Task material =>
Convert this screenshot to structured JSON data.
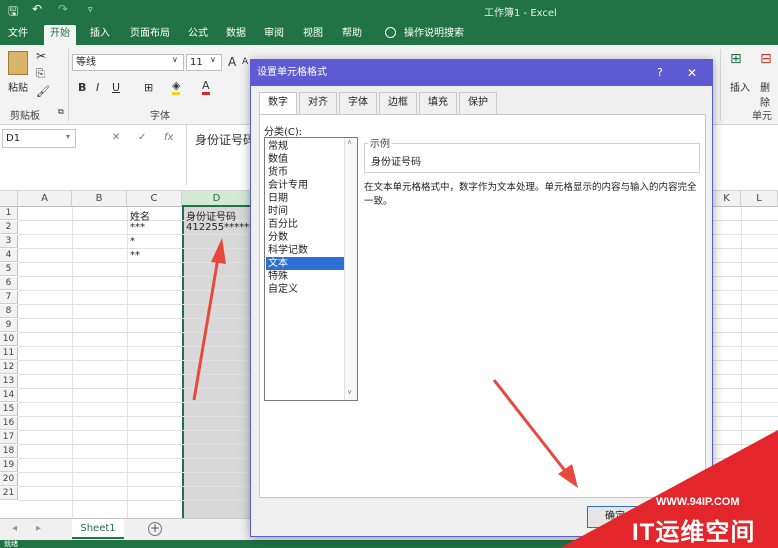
{
  "window": {
    "title": "工作簿1  -  Excel"
  },
  "ribbon": {
    "tabs": [
      "文件",
      "开始",
      "插入",
      "页面布局",
      "公式",
      "数据",
      "审阅",
      "视图",
      "帮助",
      "操作说明搜索"
    ],
    "active_tab": "开始",
    "clipboard": {
      "paste_label": "粘贴",
      "group_label": "剪贴板"
    },
    "font": {
      "font_name": "等线",
      "font_size": "11",
      "grow": "A",
      "shrink": "A",
      "bold": "B",
      "italic": "I",
      "underline": "U",
      "font_color": "A",
      "group_label": "字体"
    },
    "cells": {
      "insert_label": "插入",
      "delete_label": "删除",
      "group_label": "单元"
    }
  },
  "formula_bar": {
    "name_box": "D1",
    "fx_label": "fx",
    "value": "身份证号码"
  },
  "sheet": {
    "columns": [
      "A",
      "B",
      "C",
      "D",
      "K",
      "L"
    ],
    "rows": [
      "1",
      "2",
      "3",
      "4",
      "5",
      "6",
      "7",
      "8",
      "9",
      "10",
      "11",
      "12",
      "13",
      "14",
      "15",
      "16",
      "17",
      "18",
      "19",
      "20",
      "21"
    ],
    "cells": {
      "C1": "姓名",
      "C2": "***",
      "C3": "*",
      "C4": "**",
      "D1": "身份证号码",
      "D2": "412255******"
    },
    "tab_name": "Sheet1",
    "add_sheet": "+",
    "status": "就绪"
  },
  "dialog": {
    "title": "设置单元格格式",
    "help": "?",
    "close": "✕",
    "tabs": [
      "数字",
      "对齐",
      "字体",
      "边框",
      "填充",
      "保护"
    ],
    "active_tab": "数字",
    "category_label": "分类(C):",
    "categories": [
      "常规",
      "数值",
      "货币",
      "会计专用",
      "日期",
      "时间",
      "百分比",
      "分数",
      "科学记数",
      "文本",
      "特殊",
      "自定义"
    ],
    "selected_category": "文本",
    "sample_label": "示例",
    "sample_value": "身份证号码",
    "description": "在文本单元格格式中，数字作为文本处理。单元格显示的内容与输入的内容完全一致。",
    "ok_button": "确定"
  },
  "watermark": {
    "url": "WWW.94IP.COM",
    "name": "IT运维空间"
  },
  "colors": {
    "excel_green": "#217346",
    "dialog_title": "#5e5bd2",
    "selection": "#2e6fd6",
    "arrow": "#e8483d",
    "watermark_red": "#e3262b"
  }
}
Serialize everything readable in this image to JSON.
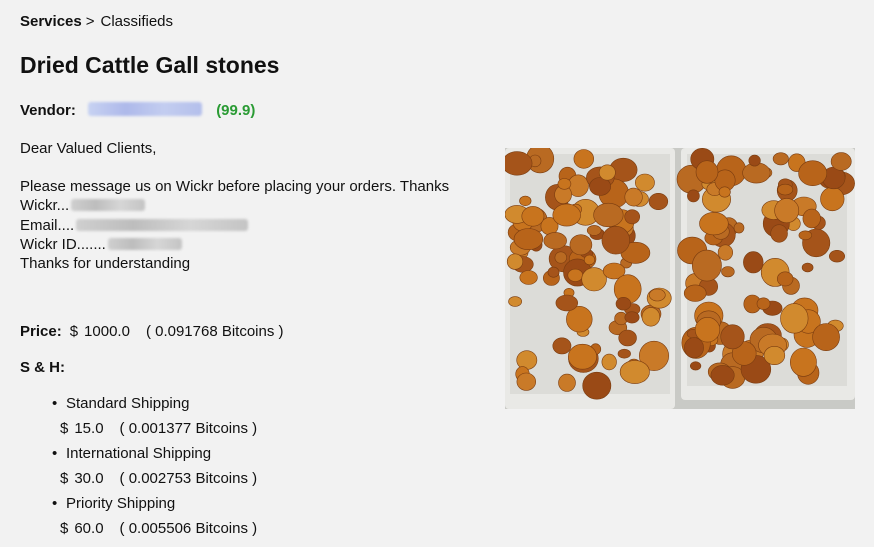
{
  "breadcrumb": {
    "root": "Services",
    "separator": ">",
    "current": "Classifieds"
  },
  "title": "Dried Cattle Gall stones",
  "vendor": {
    "label": "Vendor:",
    "rating": "(99.9)"
  },
  "description": {
    "greeting": "Dear Valued Clients,",
    "line1": "Please message us on Wickr before placing your orders. Thanks",
    "wickr_label": "Wickr...",
    "email_label": "Email....",
    "wickr_id_label": "Wickr ID.......",
    "closing": "Thanks for understanding"
  },
  "price": {
    "label": "Price:",
    "currency": "$",
    "amount": "1000.0",
    "btc": "( 0.091768 Bitcoins )"
  },
  "shipping": {
    "label": "S & H:",
    "options": [
      {
        "name": "Standard Shipping",
        "currency": "$",
        "amount": "15.0",
        "btc": "( 0.001377 Bitcoins )"
      },
      {
        "name": "International Shipping",
        "currency": "$",
        "amount": "30.0",
        "btc": "( 0.002753 Bitcoins )"
      },
      {
        "name": "Priority Shipping",
        "currency": "$",
        "amount": "60.0",
        "btc": "( 0.005506 Bitcoins )"
      }
    ]
  },
  "colors": {
    "rating_green": "#2a9b34",
    "background": "#f2f2f2"
  }
}
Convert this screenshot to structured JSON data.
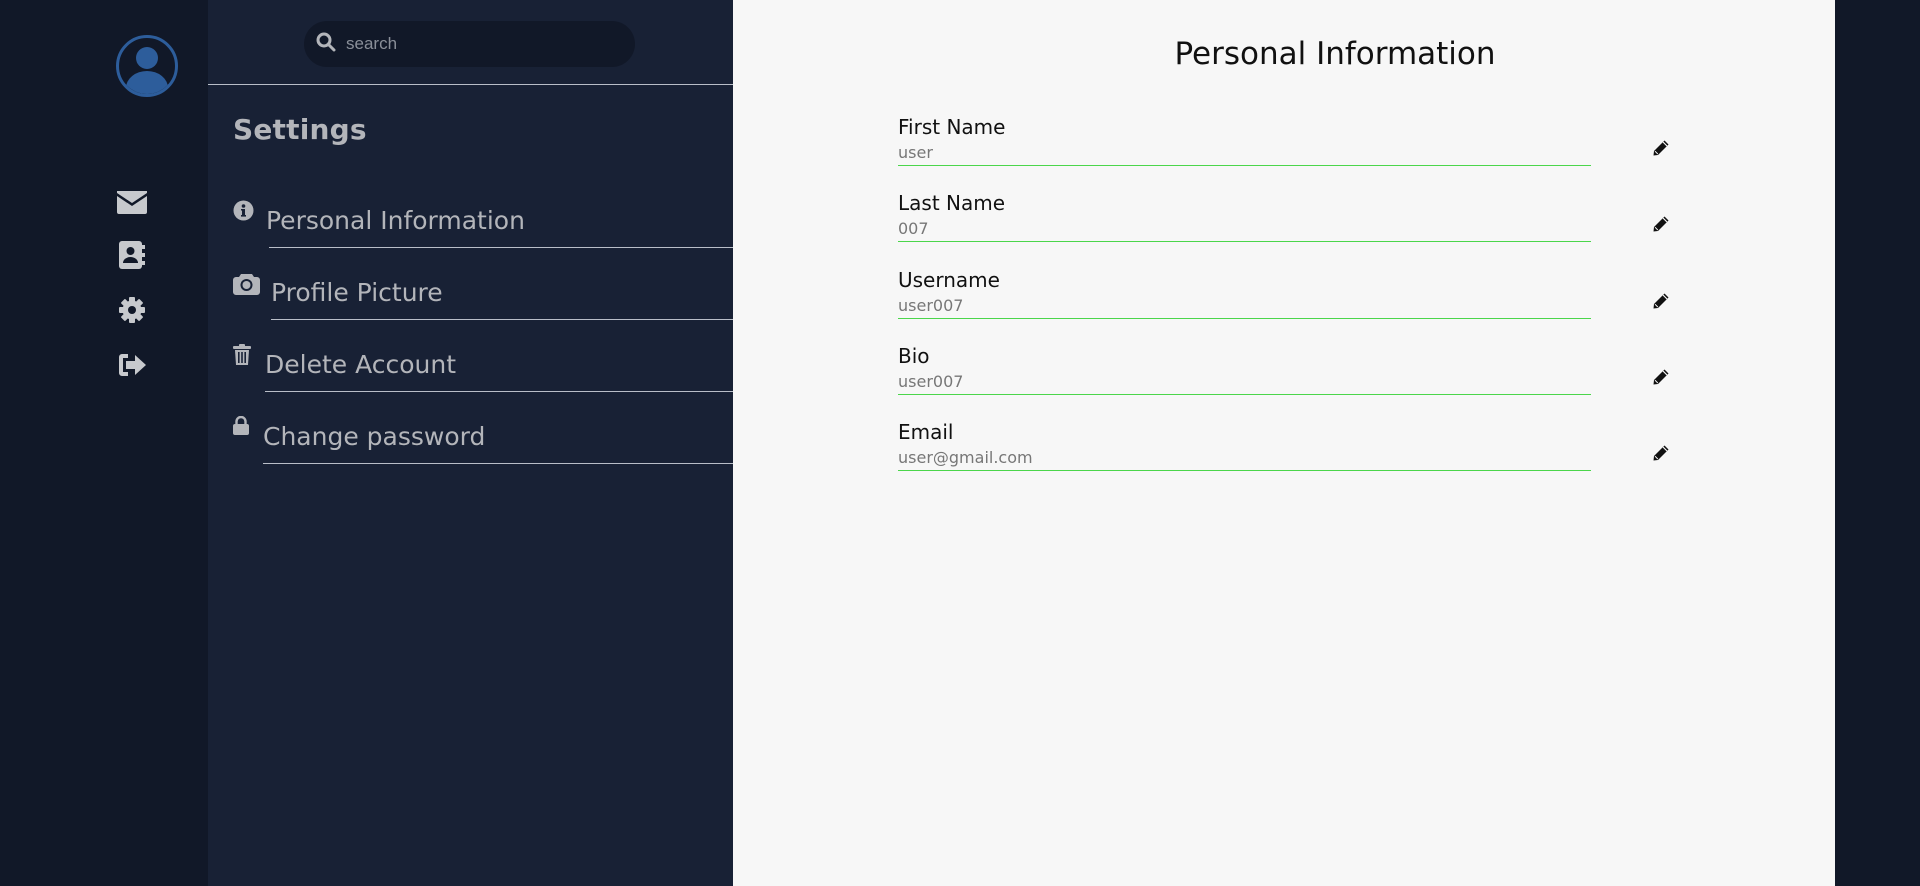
{
  "sidebar": {
    "search": {
      "placeholder": "search"
    },
    "title": "Settings",
    "items": [
      {
        "label": "Personal Information",
        "icon": "info-icon"
      },
      {
        "label": "Profile Picture",
        "icon": "camera-icon"
      },
      {
        "label": "Delete Account",
        "icon": "trash-icon"
      },
      {
        "label": "Change password",
        "icon": "lock-icon"
      }
    ]
  },
  "rail": {
    "icons": [
      "avatar-icon",
      "mail-icon",
      "contacts-icon",
      "gear-icon",
      "logout-icon"
    ]
  },
  "main": {
    "title": "Personal Information",
    "fields": [
      {
        "label": "First Name",
        "value": "user"
      },
      {
        "label": "Last Name",
        "value": "007"
      },
      {
        "label": "Username",
        "value": "user007"
      },
      {
        "label": "Bio",
        "value": "user007"
      },
      {
        "label": "Email",
        "value": "user@gmail.com"
      }
    ]
  },
  "colors": {
    "rail_bg": "#111828",
    "panel_bg": "#182135",
    "main_bg": "#f7f7f7",
    "accent_blue": "#2d5d9b",
    "field_underline": "#4bd64b",
    "muted_text": "#b3b5ba"
  }
}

Task statement => Print each line of the material above exactly, with the pictures removed from your copy.

Result of the exercise =>
Convert this screenshot to structured JSON data.
{
  "window": {
    "title": "工作簿1  -  Excel"
  },
  "ribbon": {
    "tabs": [
      "文件",
      "开始",
      "插入",
      "页面布局",
      "公式",
      "数据",
      "审阅",
      "视图",
      "帮助",
      "操作说明搜索"
    ],
    "active_tab": "开始",
    "clipboard": {
      "paste_label": "粘贴",
      "group_label": "剪贴板"
    },
    "font": {
      "font_name": "等线",
      "font_size": "11",
      "grow": "A",
      "shrink": "A",
      "bold": "B",
      "italic": "I",
      "underline": "U",
      "font_color": "A",
      "group_label": "字体"
    },
    "cells": {
      "insert_label": "插入",
      "delete_label": "删除",
      "group_label": "单元"
    }
  },
  "formula_bar": {
    "name_box": "D1",
    "fx_label": "fx",
    "value": "身份证号码"
  },
  "sheet": {
    "columns": [
      "A",
      "B",
      "C",
      "D",
      "K",
      "L"
    ],
    "rows": [
      "1",
      "2",
      "3",
      "4",
      "5",
      "6",
      "7",
      "8",
      "9",
      "10",
      "11",
      "12",
      "13",
      "14",
      "15",
      "16",
      "17",
      "18",
      "19",
      "20",
      "21"
    ],
    "cells": {
      "C1": "姓名",
      "C2": "***",
      "C3": "*",
      "C4": "**",
      "D1": "身份证号码",
      "D2": "412255******"
    },
    "tab_name": "Sheet1",
    "add_sheet": "+",
    "status": "就绪"
  },
  "dialog": {
    "title": "设置单元格格式",
    "help": "?",
    "close": "✕",
    "tabs": [
      "数字",
      "对齐",
      "字体",
      "边框",
      "填充",
      "保护"
    ],
    "active_tab": "数字",
    "category_label": "分类(C):",
    "categories": [
      "常规",
      "数值",
      "货币",
      "会计专用",
      "日期",
      "时间",
      "百分比",
      "分数",
      "科学记数",
      "文本",
      "特殊",
      "自定义"
    ],
    "selected_category": "文本",
    "sample_label": "示例",
    "sample_value": "身份证号码",
    "description": "在文本单元格格式中，数字作为文本处理。单元格显示的内容与输入的内容完全一致。",
    "ok_button": "确定"
  },
  "watermark": {
    "url": "WWW.94IP.COM",
    "name": "IT运维空间"
  },
  "colors": {
    "excel_green": "#217346",
    "dialog_title": "#5e5bd2",
    "selection": "#2e6fd6",
    "arrow": "#e8483d",
    "watermark_red": "#e3262b"
  }
}
Serialize everything readable in this image to JSON.
{
  "breadcrumb": {
    "root": "Services",
    "separator": ">",
    "current": "Classifieds"
  },
  "title": "Dried Cattle Gall stones",
  "vendor": {
    "label": "Vendor:",
    "rating": "(99.9)"
  },
  "description": {
    "greeting": "Dear Valued Clients,",
    "line1": "Please message us on Wickr before placing your orders. Thanks",
    "wickr_label": "Wickr...",
    "email_label": "Email....",
    "wickr_id_label": "Wickr ID.......",
    "closing": "Thanks for understanding"
  },
  "price": {
    "label": "Price:",
    "currency": "$",
    "amount": "1000.0",
    "btc": "( 0.091768 Bitcoins )"
  },
  "shipping": {
    "label": "S & H:",
    "options": [
      {
        "name": "Standard Shipping",
        "currency": "$",
        "amount": "15.0",
        "btc": "( 0.001377 Bitcoins )"
      },
      {
        "name": "International Shipping",
        "currency": "$",
        "amount": "30.0",
        "btc": "( 0.002753 Bitcoins )"
      },
      {
        "name": "Priority Shipping",
        "currency": "$",
        "amount": "60.0",
        "btc": "( 0.005506 Bitcoins )"
      }
    ]
  },
  "colors": {
    "rating_green": "#2a9b34",
    "background": "#f2f2f2"
  }
}
Convert this screenshot to structured JSON data.
{
  "sidebar": {
    "search": {
      "placeholder": "search"
    },
    "title": "Settings",
    "items": [
      {
        "label": "Personal Information",
        "icon": "info-icon"
      },
      {
        "label": "Profile Picture",
        "icon": "camera-icon"
      },
      {
        "label": "Delete Account",
        "icon": "trash-icon"
      },
      {
        "label": "Change password",
        "icon": "lock-icon"
      }
    ]
  },
  "rail": {
    "icons": [
      "avatar-icon",
      "mail-icon",
      "contacts-icon",
      "gear-icon",
      "logout-icon"
    ]
  },
  "main": {
    "title": "Personal Information",
    "fields": [
      {
        "label": "First Name",
        "value": "user"
      },
      {
        "label": "Last Name",
        "value": "007"
      },
      {
        "label": "Username",
        "value": "user007"
      },
      {
        "label": "Bio",
        "value": "user007"
      },
      {
        "label": "Email",
        "value": "user@gmail.com"
      }
    ]
  },
  "colors": {
    "rail_bg": "#111828",
    "panel_bg": "#182135",
    "main_bg": "#f7f7f7",
    "accent_blue": "#2d5d9b",
    "field_underline": "#4bd64b",
    "muted_text": "#b3b5ba"
  }
}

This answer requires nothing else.